- What is required
Every line below that mentions the word "name" should be copied out.

- Raw records

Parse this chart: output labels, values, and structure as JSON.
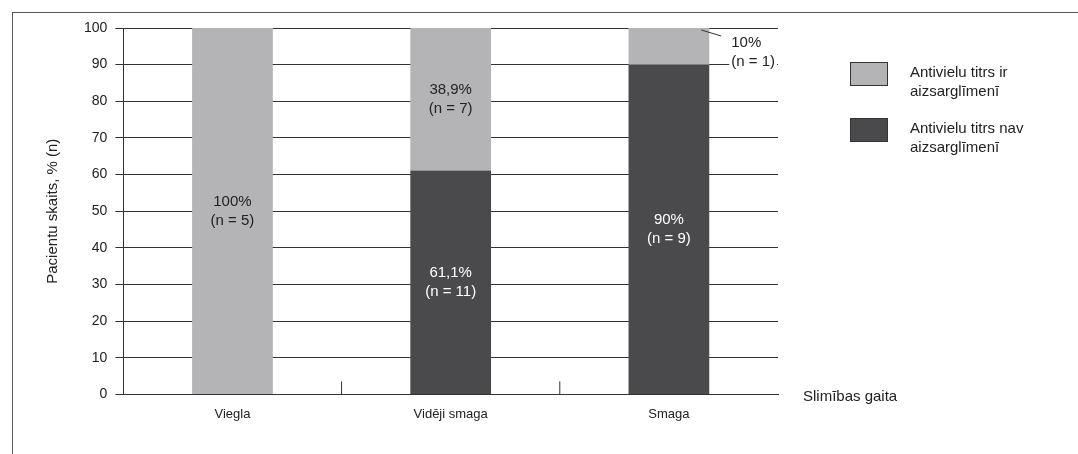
{
  "chart_data": {
    "type": "bar",
    "stacked": true,
    "ylabel": "Pacientu skaits, % (n)",
    "xlabel": "Slimības gaita",
    "categories": [
      "Viegla",
      "Vidēji smaga",
      "Smaga"
    ],
    "series": [
      {
        "name": "Antivielu titrs nav aizsarglīmenī",
        "color": "#4a4a4c",
        "values": [
          0,
          61.1,
          90
        ],
        "value_labels": [
          null,
          "61,1%\n(n = 11)",
          "90%\n(n = 9)"
        ]
      },
      {
        "name": "Antivielu titrs ir aizsarglīmenī",
        "color": "#b4b4b6",
        "values": [
          100,
          38.9,
          10
        ],
        "value_labels": [
          "100%\n(n = 5)",
          "38,9%\n(n = 7)",
          "10%\n(n = 1)"
        ]
      }
    ],
    "ylim": [
      0,
      100
    ],
    "yticks": [
      0,
      10,
      20,
      30,
      40,
      50,
      60,
      70,
      80,
      90,
      100
    ],
    "grid": "y",
    "legend": "right"
  }
}
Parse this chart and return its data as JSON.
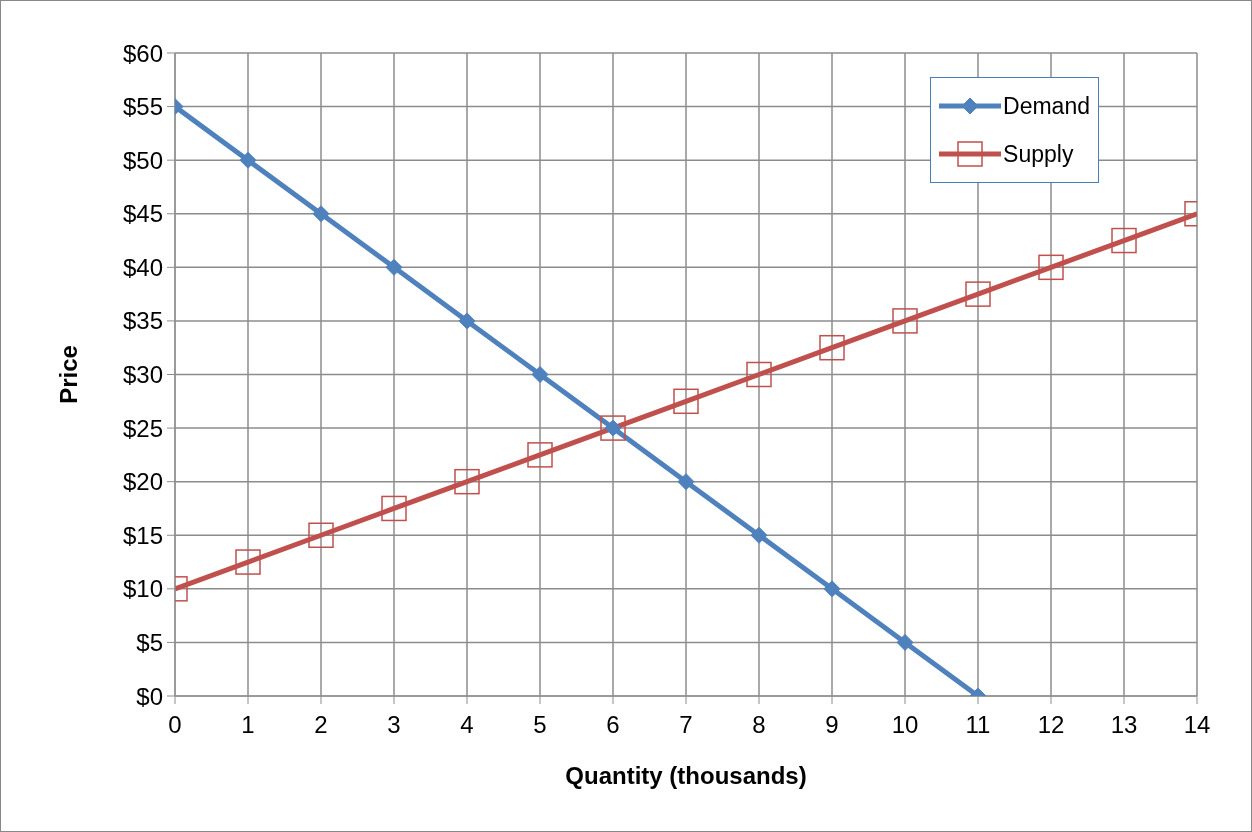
{
  "chart_data": {
    "type": "line",
    "xlabel": "Quantity (thousands)",
    "ylabel": "Price",
    "xlim": [
      0,
      14
    ],
    "xticks": [
      0,
      1,
      2,
      3,
      4,
      5,
      6,
      7,
      8,
      9,
      10,
      11,
      12,
      13,
      14
    ],
    "ylim": [
      0,
      60
    ],
    "yticks": [
      {
        "value": 0,
        "label": "$0"
      },
      {
        "value": 5,
        "label": "$5"
      },
      {
        "value": 10,
        "label": "$10"
      },
      {
        "value": 15,
        "label": "$15"
      },
      {
        "value": 20,
        "label": "$20"
      },
      {
        "value": 25,
        "label": "$25"
      },
      {
        "value": 30,
        "label": "$30"
      },
      {
        "value": 35,
        "label": "$35"
      },
      {
        "value": 40,
        "label": "$40"
      },
      {
        "value": 45,
        "label": "$45"
      },
      {
        "value": 50,
        "label": "$50"
      },
      {
        "value": 55,
        "label": "$55"
      },
      {
        "value": 60,
        "label": "$60"
      }
    ],
    "grid": true,
    "legend": "top right",
    "line_style": "solid",
    "series": [
      {
        "name": "Demand",
        "color": "#4f81bd",
        "marker": "diamond",
        "x": [
          0,
          1,
          2,
          3,
          4,
          5,
          6,
          7,
          8,
          9,
          10,
          11
        ],
        "values": [
          55,
          50,
          45,
          40,
          35,
          30,
          25,
          20,
          15,
          10,
          5,
          0
        ]
      },
      {
        "name": "Supply",
        "color": "#c0504d",
        "marker": "square",
        "x": [
          0,
          1,
          2,
          3,
          4,
          5,
          6,
          7,
          8,
          9,
          10,
          11,
          12,
          13,
          14
        ],
        "values": [
          10,
          12.5,
          15,
          17.5,
          20,
          22.5,
          25,
          27.5,
          30,
          32.5,
          35,
          37.5,
          40,
          42.5,
          45
        ]
      }
    ]
  }
}
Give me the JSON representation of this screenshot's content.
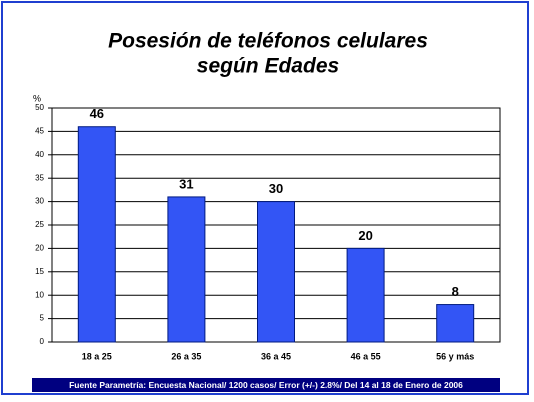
{
  "chart_data": {
    "type": "bar",
    "title": [
      "Posesión de teléfonos celulares",
      "según Edades"
    ],
    "y_label": "%",
    "categories": [
      "18 a 25",
      "26 a 35",
      "36 a 45",
      "46 a 55",
      "56 y más"
    ],
    "values": [
      46,
      31,
      30,
      20,
      8
    ],
    "color": "#3355f5",
    "ylim": [
      0,
      50
    ],
    "yticks": [
      0,
      5,
      10,
      15,
      20,
      25,
      30,
      35,
      40,
      45,
      50
    ],
    "grid": true,
    "source": "Fuente Parametría: Encuesta Nacional/ 1200 casos/ Error (+/-) 2.8%/ Del 14 al 18 de Enero de 2006"
  }
}
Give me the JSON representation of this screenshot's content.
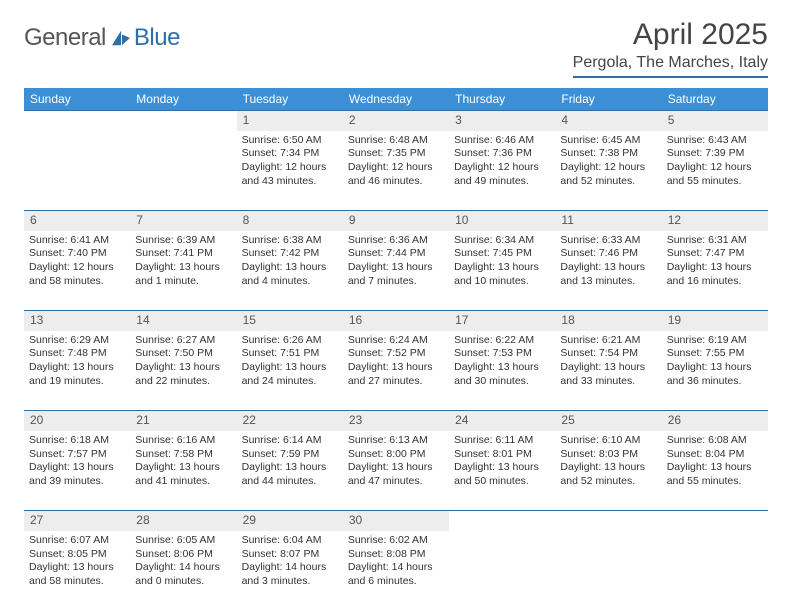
{
  "brand": {
    "part1": "General",
    "part2": "Blue"
  },
  "title": "April 2025",
  "location": "Pergola, The Marches, Italy",
  "colors": {
    "header_bg": "#3b8fd4",
    "header_text": "#ffffff",
    "accent_line": "#2f6fa8",
    "daynum_bg": "#ededed",
    "text": "#333333"
  },
  "day_headers": [
    "Sunday",
    "Monday",
    "Tuesday",
    "Wednesday",
    "Thursday",
    "Friday",
    "Saturday"
  ],
  "weeks": [
    {
      "nums": [
        "",
        "",
        "1",
        "2",
        "3",
        "4",
        "5"
      ],
      "cells": [
        null,
        null,
        {
          "sunrise": "Sunrise: 6:50 AM",
          "sunset": "Sunset: 7:34 PM",
          "day1": "Daylight: 12 hours",
          "day2": "and 43 minutes."
        },
        {
          "sunrise": "Sunrise: 6:48 AM",
          "sunset": "Sunset: 7:35 PM",
          "day1": "Daylight: 12 hours",
          "day2": "and 46 minutes."
        },
        {
          "sunrise": "Sunrise: 6:46 AM",
          "sunset": "Sunset: 7:36 PM",
          "day1": "Daylight: 12 hours",
          "day2": "and 49 minutes."
        },
        {
          "sunrise": "Sunrise: 6:45 AM",
          "sunset": "Sunset: 7:38 PM",
          "day1": "Daylight: 12 hours",
          "day2": "and 52 minutes."
        },
        {
          "sunrise": "Sunrise: 6:43 AM",
          "sunset": "Sunset: 7:39 PM",
          "day1": "Daylight: 12 hours",
          "day2": "and 55 minutes."
        }
      ]
    },
    {
      "nums": [
        "6",
        "7",
        "8",
        "9",
        "10",
        "11",
        "12"
      ],
      "cells": [
        {
          "sunrise": "Sunrise: 6:41 AM",
          "sunset": "Sunset: 7:40 PM",
          "day1": "Daylight: 12 hours",
          "day2": "and 58 minutes."
        },
        {
          "sunrise": "Sunrise: 6:39 AM",
          "sunset": "Sunset: 7:41 PM",
          "day1": "Daylight: 13 hours",
          "day2": "and 1 minute."
        },
        {
          "sunrise": "Sunrise: 6:38 AM",
          "sunset": "Sunset: 7:42 PM",
          "day1": "Daylight: 13 hours",
          "day2": "and 4 minutes."
        },
        {
          "sunrise": "Sunrise: 6:36 AM",
          "sunset": "Sunset: 7:44 PM",
          "day1": "Daylight: 13 hours",
          "day2": "and 7 minutes."
        },
        {
          "sunrise": "Sunrise: 6:34 AM",
          "sunset": "Sunset: 7:45 PM",
          "day1": "Daylight: 13 hours",
          "day2": "and 10 minutes."
        },
        {
          "sunrise": "Sunrise: 6:33 AM",
          "sunset": "Sunset: 7:46 PM",
          "day1": "Daylight: 13 hours",
          "day2": "and 13 minutes."
        },
        {
          "sunrise": "Sunrise: 6:31 AM",
          "sunset": "Sunset: 7:47 PM",
          "day1": "Daylight: 13 hours",
          "day2": "and 16 minutes."
        }
      ]
    },
    {
      "nums": [
        "13",
        "14",
        "15",
        "16",
        "17",
        "18",
        "19"
      ],
      "cells": [
        {
          "sunrise": "Sunrise: 6:29 AM",
          "sunset": "Sunset: 7:48 PM",
          "day1": "Daylight: 13 hours",
          "day2": "and 19 minutes."
        },
        {
          "sunrise": "Sunrise: 6:27 AM",
          "sunset": "Sunset: 7:50 PM",
          "day1": "Daylight: 13 hours",
          "day2": "and 22 minutes."
        },
        {
          "sunrise": "Sunrise: 6:26 AM",
          "sunset": "Sunset: 7:51 PM",
          "day1": "Daylight: 13 hours",
          "day2": "and 24 minutes."
        },
        {
          "sunrise": "Sunrise: 6:24 AM",
          "sunset": "Sunset: 7:52 PM",
          "day1": "Daylight: 13 hours",
          "day2": "and 27 minutes."
        },
        {
          "sunrise": "Sunrise: 6:22 AM",
          "sunset": "Sunset: 7:53 PM",
          "day1": "Daylight: 13 hours",
          "day2": "and 30 minutes."
        },
        {
          "sunrise": "Sunrise: 6:21 AM",
          "sunset": "Sunset: 7:54 PM",
          "day1": "Daylight: 13 hours",
          "day2": "and 33 minutes."
        },
        {
          "sunrise": "Sunrise: 6:19 AM",
          "sunset": "Sunset: 7:55 PM",
          "day1": "Daylight: 13 hours",
          "day2": "and 36 minutes."
        }
      ]
    },
    {
      "nums": [
        "20",
        "21",
        "22",
        "23",
        "24",
        "25",
        "26"
      ],
      "cells": [
        {
          "sunrise": "Sunrise: 6:18 AM",
          "sunset": "Sunset: 7:57 PM",
          "day1": "Daylight: 13 hours",
          "day2": "and 39 minutes."
        },
        {
          "sunrise": "Sunrise: 6:16 AM",
          "sunset": "Sunset: 7:58 PM",
          "day1": "Daylight: 13 hours",
          "day2": "and 41 minutes."
        },
        {
          "sunrise": "Sunrise: 6:14 AM",
          "sunset": "Sunset: 7:59 PM",
          "day1": "Daylight: 13 hours",
          "day2": "and 44 minutes."
        },
        {
          "sunrise": "Sunrise: 6:13 AM",
          "sunset": "Sunset: 8:00 PM",
          "day1": "Daylight: 13 hours",
          "day2": "and 47 minutes."
        },
        {
          "sunrise": "Sunrise: 6:11 AM",
          "sunset": "Sunset: 8:01 PM",
          "day1": "Daylight: 13 hours",
          "day2": "and 50 minutes."
        },
        {
          "sunrise": "Sunrise: 6:10 AM",
          "sunset": "Sunset: 8:03 PM",
          "day1": "Daylight: 13 hours",
          "day2": "and 52 minutes."
        },
        {
          "sunrise": "Sunrise: 6:08 AM",
          "sunset": "Sunset: 8:04 PM",
          "day1": "Daylight: 13 hours",
          "day2": "and 55 minutes."
        }
      ]
    },
    {
      "nums": [
        "27",
        "28",
        "29",
        "30",
        "",
        "",
        ""
      ],
      "cells": [
        {
          "sunrise": "Sunrise: 6:07 AM",
          "sunset": "Sunset: 8:05 PM",
          "day1": "Daylight: 13 hours",
          "day2": "and 58 minutes."
        },
        {
          "sunrise": "Sunrise: 6:05 AM",
          "sunset": "Sunset: 8:06 PM",
          "day1": "Daylight: 14 hours",
          "day2": "and 0 minutes."
        },
        {
          "sunrise": "Sunrise: 6:04 AM",
          "sunset": "Sunset: 8:07 PM",
          "day1": "Daylight: 14 hours",
          "day2": "and 3 minutes."
        },
        {
          "sunrise": "Sunrise: 6:02 AM",
          "sunset": "Sunset: 8:08 PM",
          "day1": "Daylight: 14 hours",
          "day2": "and 6 minutes."
        },
        null,
        null,
        null
      ]
    }
  ]
}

- Written response
        "name": "Antivielu titrs nav aizsarglīmenī",
        "name": "Antivielu titrs ir aizsarglīmenī",
        "name": "Demand",
        "name": "Supply",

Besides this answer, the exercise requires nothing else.